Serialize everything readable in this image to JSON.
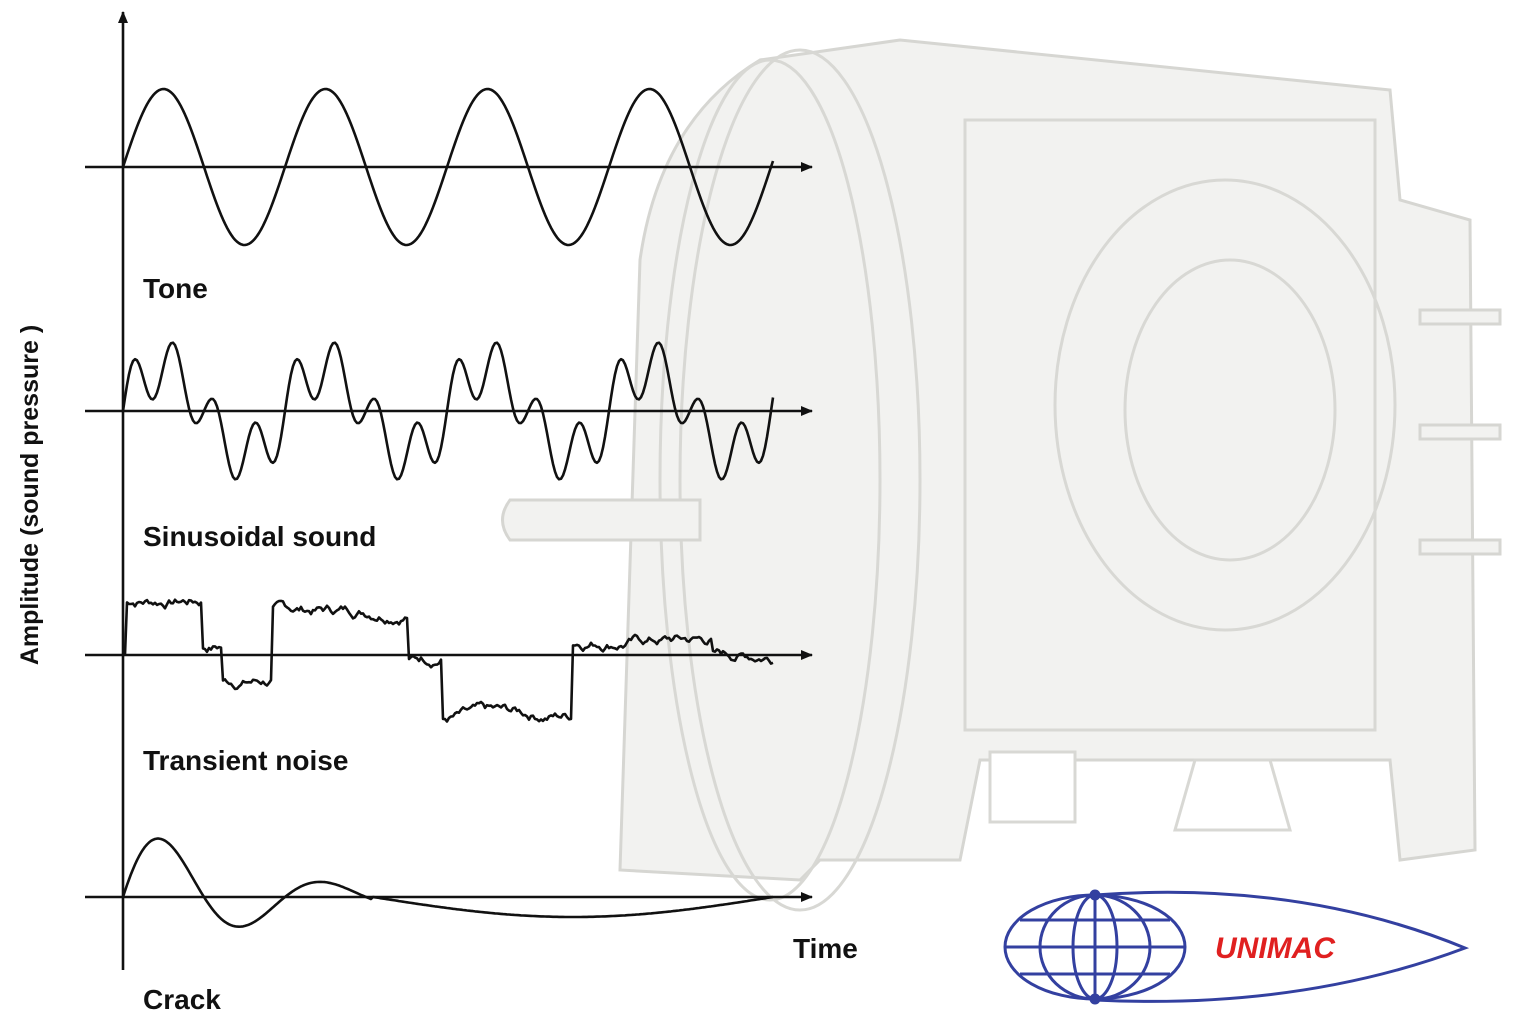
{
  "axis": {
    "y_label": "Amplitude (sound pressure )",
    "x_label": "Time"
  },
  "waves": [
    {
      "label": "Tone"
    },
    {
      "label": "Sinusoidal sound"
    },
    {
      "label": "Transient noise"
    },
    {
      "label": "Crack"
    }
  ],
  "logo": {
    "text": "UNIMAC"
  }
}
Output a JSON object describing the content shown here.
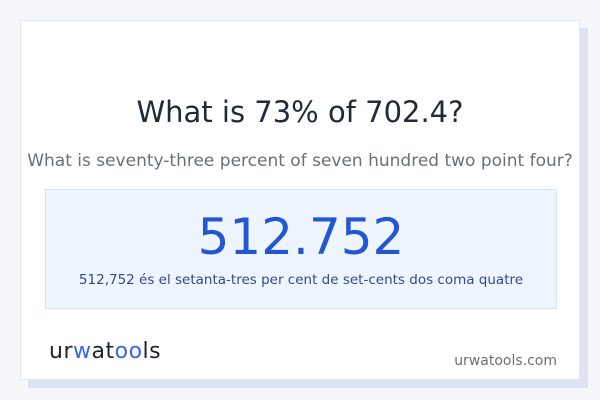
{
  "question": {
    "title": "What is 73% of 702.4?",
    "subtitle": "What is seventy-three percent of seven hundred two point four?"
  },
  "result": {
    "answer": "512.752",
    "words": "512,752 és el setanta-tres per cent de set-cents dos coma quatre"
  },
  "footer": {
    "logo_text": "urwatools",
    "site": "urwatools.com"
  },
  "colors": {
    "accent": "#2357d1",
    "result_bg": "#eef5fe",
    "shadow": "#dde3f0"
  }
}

(Your goal):
Except for the pictures, give all the material above again verbatim.

(Output below):
Serialize everything readable in this image to JSON.
{
  "axis": {
    "y_label": "Amplitude (sound pressure )",
    "x_label": "Time"
  },
  "waves": [
    {
      "label": "Tone"
    },
    {
      "label": "Sinusoidal sound"
    },
    {
      "label": "Transient noise"
    },
    {
      "label": "Crack"
    }
  ],
  "logo": {
    "text": "UNIMAC"
  }
}
Output a JSON object describing the content shown here.
{
  "question": {
    "title": "What is 73% of 702.4?",
    "subtitle": "What is seventy-three percent of seven hundred two point four?"
  },
  "result": {
    "answer": "512.752",
    "words": "512,752 és el setanta-tres per cent de set-cents dos coma quatre"
  },
  "footer": {
    "logo_text": "urwatools",
    "site": "urwatools.com"
  },
  "colors": {
    "accent": "#2357d1",
    "result_bg": "#eef5fe",
    "shadow": "#dde3f0"
  }
}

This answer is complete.